Data excerpts:

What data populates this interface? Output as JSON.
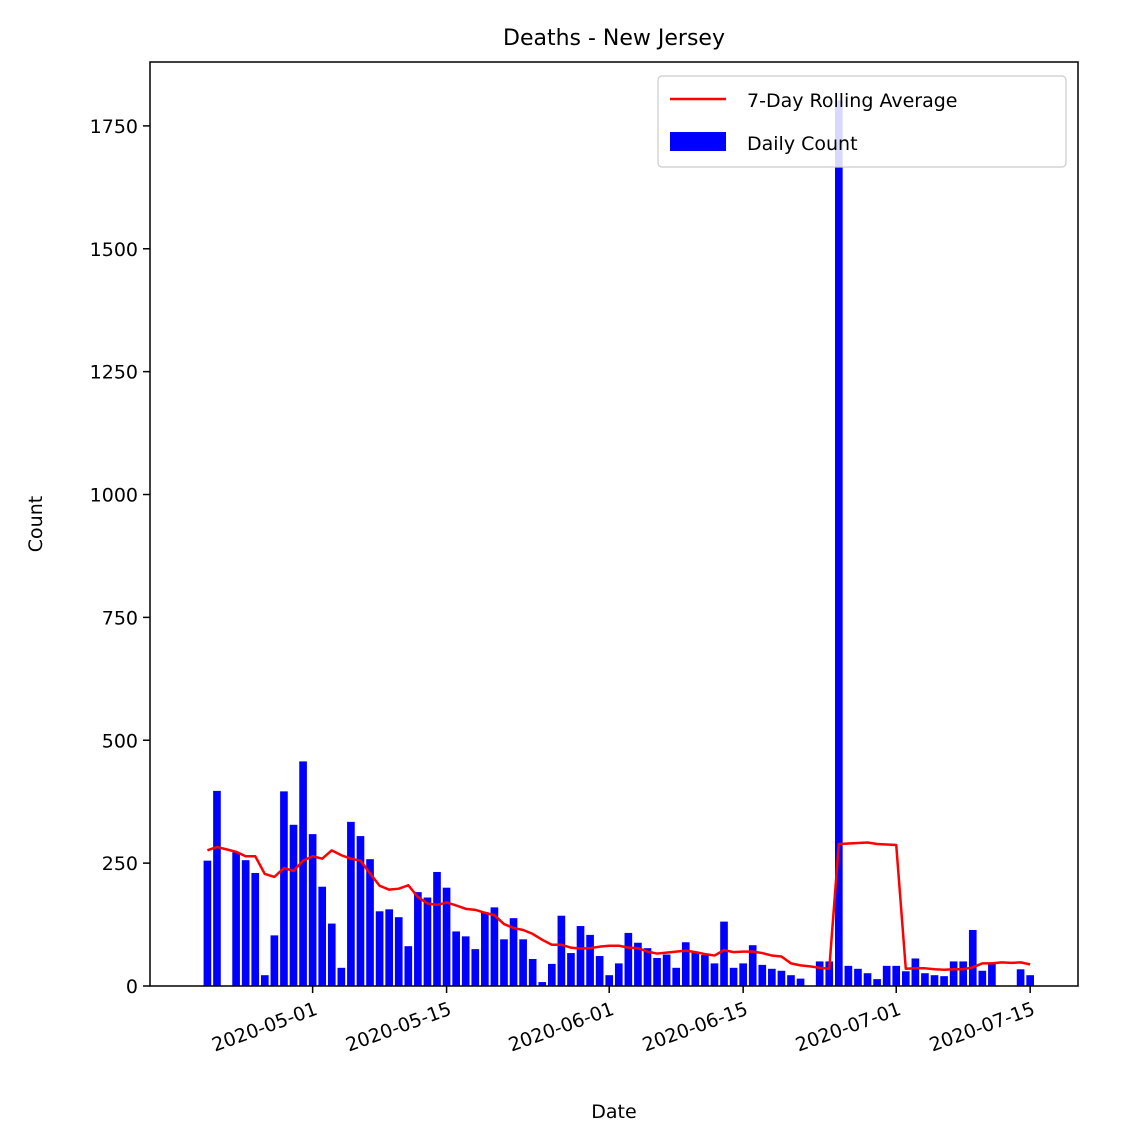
{
  "chart_data": {
    "type": "bar",
    "title": "Deaths - New Jersey",
    "xlabel": "Date",
    "ylabel": "Count",
    "ylim": [
      0,
      1880
    ],
    "xlim": [
      "2020-04-14",
      "2020-07-20"
    ],
    "yticks": [
      0,
      250,
      500,
      750,
      1000,
      1250,
      1500,
      1750
    ],
    "xticks": [
      "2020-05-01",
      "2020-05-15",
      "2020-06-01",
      "2020-06-15",
      "2020-07-01",
      "2020-07-15"
    ],
    "xtick_rotation_deg": 20,
    "legend_position": "top-right",
    "x": [
      "2020-04-20",
      "2020-04-21",
      "2020-04-22",
      "2020-04-23",
      "2020-04-24",
      "2020-04-25",
      "2020-04-26",
      "2020-04-27",
      "2020-04-28",
      "2020-04-29",
      "2020-04-30",
      "2020-05-01",
      "2020-05-02",
      "2020-05-03",
      "2020-05-04",
      "2020-05-05",
      "2020-05-06",
      "2020-05-07",
      "2020-05-08",
      "2020-05-09",
      "2020-05-10",
      "2020-05-11",
      "2020-05-12",
      "2020-05-13",
      "2020-05-14",
      "2020-05-15",
      "2020-05-16",
      "2020-05-17",
      "2020-05-18",
      "2020-05-19",
      "2020-05-20",
      "2020-05-21",
      "2020-05-22",
      "2020-05-23",
      "2020-05-24",
      "2020-05-25",
      "2020-05-26",
      "2020-05-27",
      "2020-05-28",
      "2020-05-29",
      "2020-05-30",
      "2020-05-31",
      "2020-06-01",
      "2020-06-02",
      "2020-06-03",
      "2020-06-04",
      "2020-06-05",
      "2020-06-06",
      "2020-06-07",
      "2020-06-08",
      "2020-06-09",
      "2020-06-10",
      "2020-06-11",
      "2020-06-12",
      "2020-06-13",
      "2020-06-14",
      "2020-06-15",
      "2020-06-16",
      "2020-06-17",
      "2020-06-18",
      "2020-06-19",
      "2020-06-20",
      "2020-06-21",
      "2020-06-22",
      "2020-06-23",
      "2020-06-24",
      "2020-06-25",
      "2020-06-26",
      "2020-06-27",
      "2020-06-28",
      "2020-06-29",
      "2020-06-30",
      "2020-07-01",
      "2020-07-02",
      "2020-07-03",
      "2020-07-04",
      "2020-07-05",
      "2020-07-06",
      "2020-07-07",
      "2020-07-08",
      "2020-07-09",
      "2020-07-10",
      "2020-07-11",
      "2020-07-12",
      "2020-07-13",
      "2020-07-14",
      "2020-07-15"
    ],
    "series": [
      {
        "name": "Daily Count",
        "type": "bar",
        "color": "#0000ff",
        "values": [
          255,
          397,
          null,
          272,
          256,
          230,
          22,
          103,
          396,
          328,
          457,
          309,
          202,
          127,
          37,
          334,
          305,
          258,
          152,
          156,
          140,
          81,
          191,
          180,
          232,
          200,
          111,
          101,
          75,
          150,
          160,
          95,
          138,
          95,
          55,
          8,
          45,
          143,
          67,
          122,
          104,
          61,
          22,
          46,
          108,
          88,
          77,
          57,
          64,
          37,
          89,
          69,
          63,
          46,
          131,
          37,
          46,
          83,
          43,
          35,
          31,
          22,
          15,
          null,
          50,
          50,
          1802,
          41,
          35,
          26,
          14,
          41,
          41,
          30,
          56,
          26,
          22,
          20,
          50,
          50,
          114,
          31,
          48,
          null,
          null,
          34,
          22
        ]
      },
      {
        "name": "7-Day Rolling Average",
        "type": "line",
        "color": "#ff0000",
        "values": [
          276,
          283,
          278,
          273,
          264,
          264,
          228,
          222,
          240,
          234,
          255,
          264,
          259,
          276,
          266,
          259,
          255,
          229,
          204,
          196,
          198,
          205,
          181,
          168,
          165,
          170,
          164,
          157,
          155,
          149,
          144,
          126,
          118,
          114,
          106,
          94,
          84,
          84,
          78,
          76,
          77,
          80,
          82,
          82,
          78,
          77,
          70,
          66,
          68,
          70,
          72,
          69,
          65,
          62,
          73,
          69,
          70,
          70,
          67,
          62,
          60,
          46,
          42,
          40,
          37,
          35,
          289,
          290,
          291,
          292,
          289,
          288,
          287,
          35,
          36,
          36,
          34,
          33,
          34,
          34,
          38,
          46,
          46,
          48,
          47,
          48,
          44
        ]
      }
    ]
  }
}
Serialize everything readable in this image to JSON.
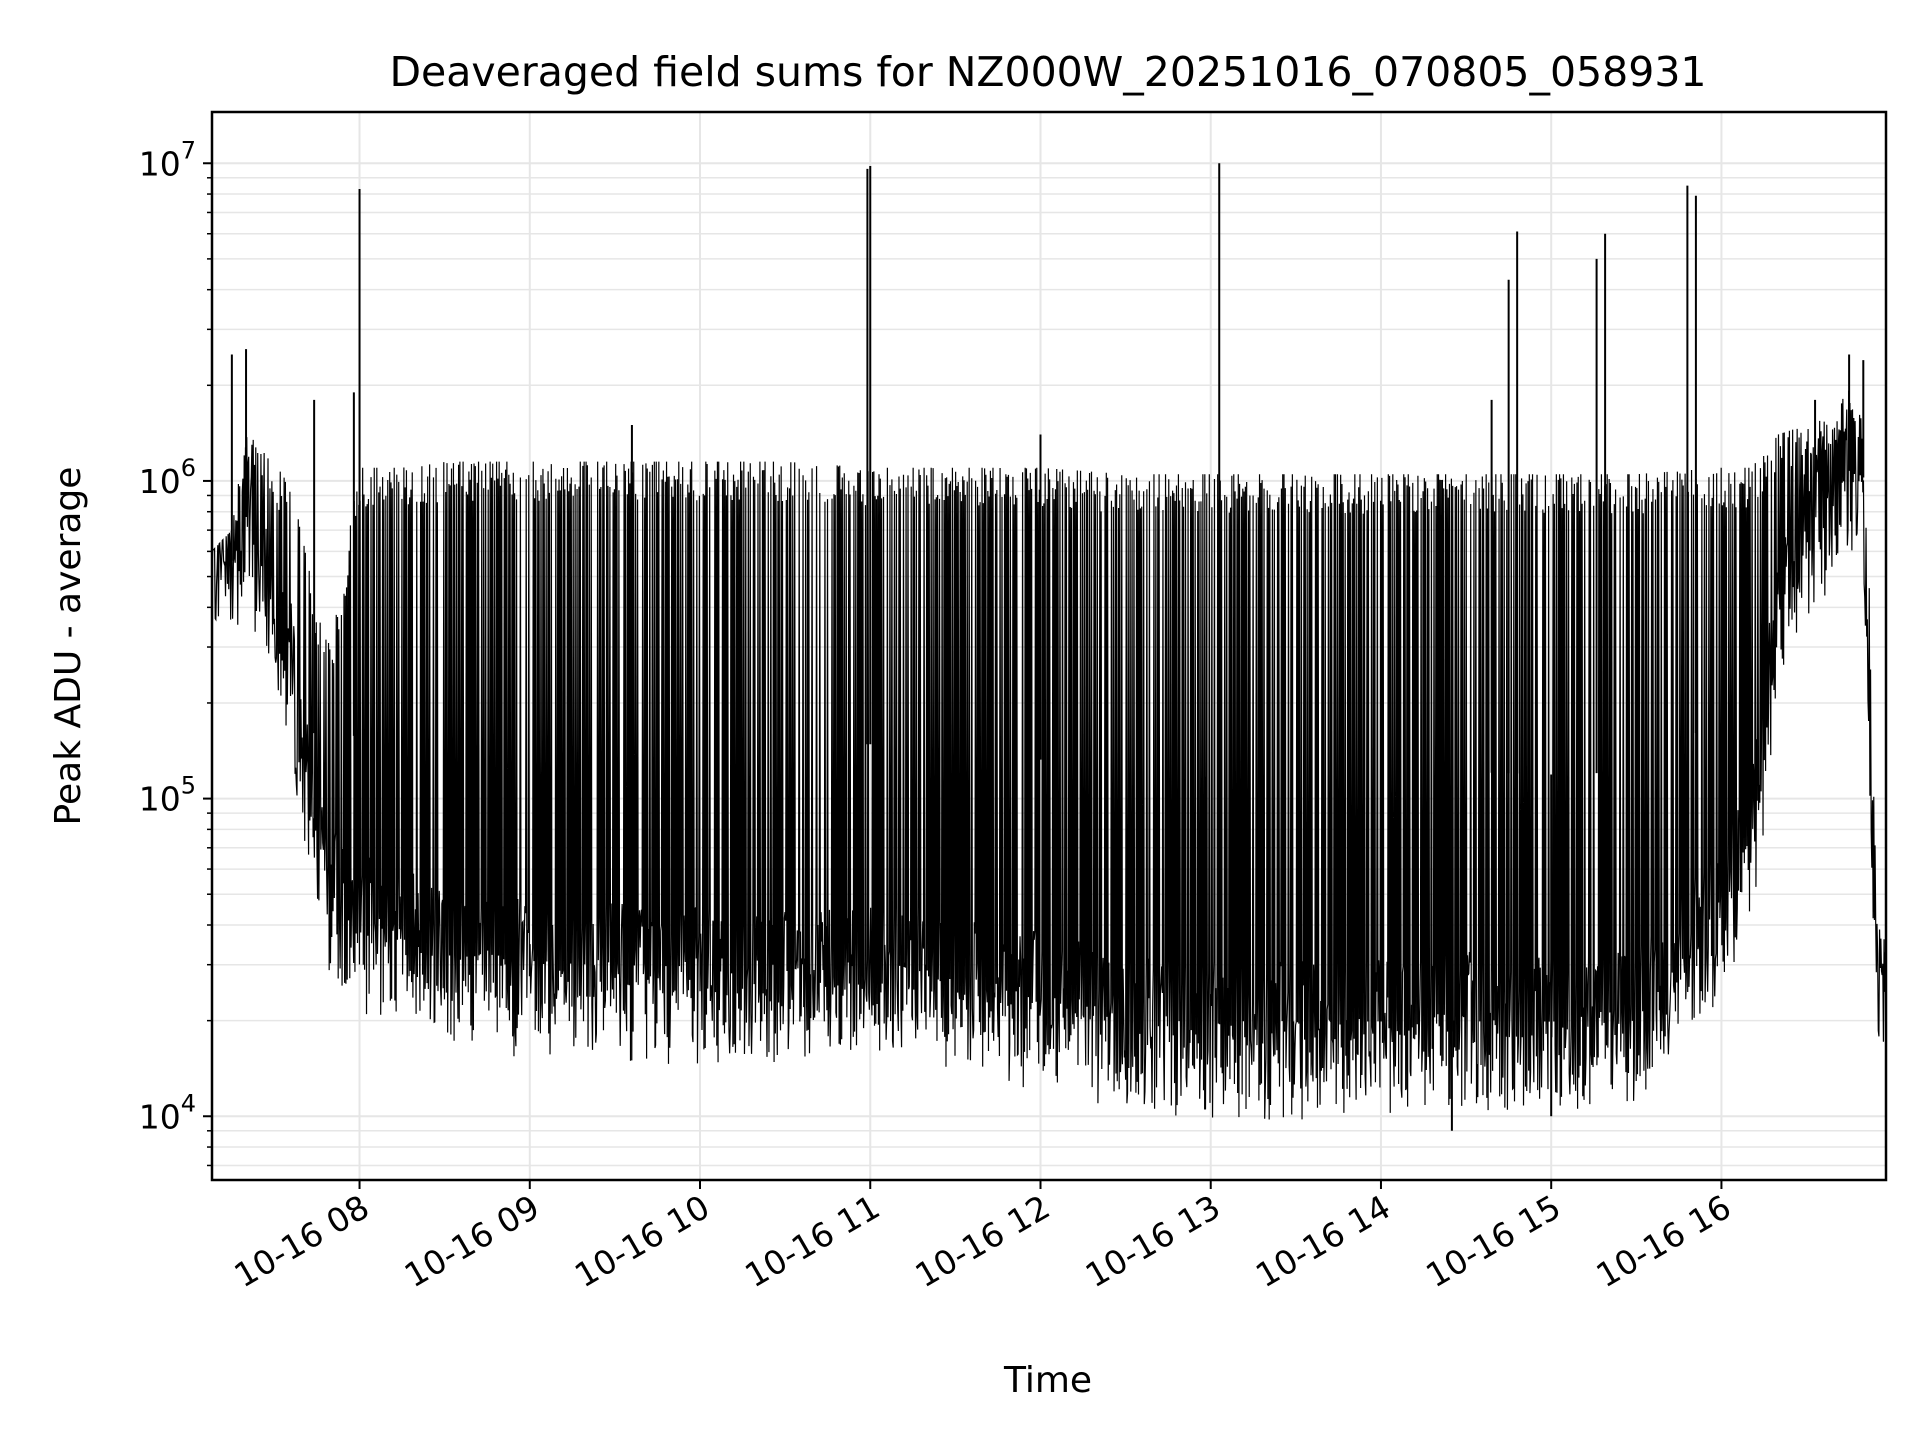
{
  "chart_data": {
    "type": "line",
    "title": "Deaveraged field sums for NZ000W_20251016_070805_058931",
    "xlabel": "Time",
    "ylabel": "Peak ADU - average",
    "yscale": "log",
    "xlim": [
      "2025-10-16 07:08",
      "2025-10-16 16:58"
    ],
    "ylim": [
      6300,
      14500000
    ],
    "grid": true,
    "grid_color": "#e6e6e6",
    "line_color": "#000000",
    "x_tick_labels": [
      "10-16 08",
      "10-16 09",
      "10-16 10",
      "10-16 11",
      "10-16 12",
      "10-16 13",
      "10-16 14",
      "10-16 15",
      "10-16 16"
    ],
    "x_ticks": [
      "2025-10-16 08:00",
      "2025-10-16 09:00",
      "2025-10-16 10:00",
      "2025-10-16 11:00",
      "2025-10-16 12:00",
      "2025-10-16 13:00",
      "2025-10-16 14:00",
      "2025-10-16 15:00",
      "2025-10-16 16:00"
    ],
    "y_ticks": [
      10000,
      100000,
      1000000,
      10000000
    ],
    "y_tick_labels": [
      {
        "base": "10",
        "exp": "4"
      },
      {
        "base": "10",
        "exp": "5"
      },
      {
        "base": "10",
        "exp": "6"
      },
      {
        "base": "10",
        "exp": "7"
      }
    ],
    "series": [
      {
        "envelope": {
          "x": [
            "2025-10-16 07:08",
            "2025-10-16 07:15",
            "2025-10-16 07:20",
            "2025-10-16 07:27",
            "2025-10-16 07:35",
            "2025-10-16 07:40",
            "2025-10-16 07:45",
            "2025-10-16 07:50",
            "2025-10-16 08:00",
            "2025-10-16 08:15",
            "2025-10-16 08:30",
            "2025-10-16 09:00",
            "2025-10-16 09:30",
            "2025-10-16 10:00",
            "2025-10-16 10:30",
            "2025-10-16 11:00",
            "2025-10-16 11:30",
            "2025-10-16 12:00",
            "2025-10-16 12:30",
            "2025-10-16 13:00",
            "2025-10-16 13:30",
            "2025-10-16 14:00",
            "2025-10-16 14:30",
            "2025-10-16 15:00",
            "2025-10-16 15:30",
            "2025-10-16 16:00",
            "2025-10-16 16:10",
            "2025-10-16 16:15",
            "2025-10-16 16:20",
            "2025-10-16 16:30",
            "2025-10-16 16:40",
            "2025-10-16 16:45",
            "2025-10-16 16:50",
            "2025-10-16 16:52",
            "2025-10-16 16:55",
            "2025-10-16 16:58"
          ],
          "high": [
            600000,
            700000,
            1500000,
            1200000,
            1000000,
            800000,
            400000,
            300000,
            1100000,
            1100000,
            1150000,
            1150000,
            1150000,
            1150000,
            1150000,
            1100000,
            1100000,
            1100000,
            1050000,
            1050000,
            1050000,
            1050000,
            1050000,
            1050000,
            1050000,
            1100000,
            1100000,
            1200000,
            1400000,
            1500000,
            1600000,
            2000000,
            1500000,
            500000,
            40000,
            35000
          ],
          "low": [
            400000,
            450000,
            500000,
            350000,
            200000,
            90000,
            50000,
            35000,
            28000,
            26000,
            22000,
            20000,
            20000,
            19000,
            19000,
            20000,
            18000,
            16000,
            14000,
            13000,
            13000,
            13500,
            14000,
            13500,
            14000,
            30000,
            50000,
            100000,
            300000,
            500000,
            600000,
            700000,
            700000,
            100000,
            22000,
            18000
          ]
        },
        "spikes": [
          {
            "x": "2025-10-16 07:15",
            "y": 2500000
          },
          {
            "x": "2025-10-16 07:20",
            "y": 2600000
          },
          {
            "x": "2025-10-16 07:44",
            "y": 1800000
          },
          {
            "x": "2025-10-16 07:58",
            "y": 1900000
          },
          {
            "x": "2025-10-16 08:00",
            "y": 8300000
          },
          {
            "x": "2025-10-16 09:36",
            "y": 1500000
          },
          {
            "x": "2025-10-16 10:59",
            "y": 9600000
          },
          {
            "x": "2025-10-16 11:00",
            "y": 9800000
          },
          {
            "x": "2025-10-16 12:00",
            "y": 1400000
          },
          {
            "x": "2025-10-16 13:03",
            "y": 10000000
          },
          {
            "x": "2025-10-16 14:39",
            "y": 1800000
          },
          {
            "x": "2025-10-16 14:45",
            "y": 4300000
          },
          {
            "x": "2025-10-16 14:48",
            "y": 6100000
          },
          {
            "x": "2025-10-16 15:16",
            "y": 5000000
          },
          {
            "x": "2025-10-16 15:19",
            "y": 6000000
          },
          {
            "x": "2025-10-16 15:48",
            "y": 8500000
          },
          {
            "x": "2025-10-16 15:51",
            "y": 7900000
          },
          {
            "x": "2025-10-16 16:33",
            "y": 1800000
          },
          {
            "x": "2025-10-16 16:45",
            "y": 2500000
          },
          {
            "x": "2025-10-16 16:50",
            "y": 2400000
          },
          {
            "x": "2025-10-16 14:25",
            "y": 9000
          },
          {
            "x": "2025-10-16 15:00",
            "y": 10000
          },
          {
            "x": "2025-10-16 12:58",
            "y": 10500
          }
        ]
      }
    ]
  }
}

Problem statement: Look over the listing above. Pick out and copy every line that includes "name".

Result of this exercise:
        "name": "Daily Count",
        "name": "7-Day Rolling Average",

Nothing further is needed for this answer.